━━━━━ SUPPLIED ENTRIES ━━━━━

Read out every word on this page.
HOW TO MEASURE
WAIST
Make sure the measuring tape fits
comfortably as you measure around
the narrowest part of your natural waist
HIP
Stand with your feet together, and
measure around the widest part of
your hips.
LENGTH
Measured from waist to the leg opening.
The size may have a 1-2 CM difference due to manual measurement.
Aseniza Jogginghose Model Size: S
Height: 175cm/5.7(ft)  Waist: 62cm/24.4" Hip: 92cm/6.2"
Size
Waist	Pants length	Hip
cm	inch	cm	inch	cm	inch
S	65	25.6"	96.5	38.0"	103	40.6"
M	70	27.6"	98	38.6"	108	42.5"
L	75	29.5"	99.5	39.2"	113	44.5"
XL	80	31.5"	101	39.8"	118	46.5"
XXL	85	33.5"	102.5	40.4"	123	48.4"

━━━━━

Report the number of lines of the listing above that hold the string "your", with no other text.

3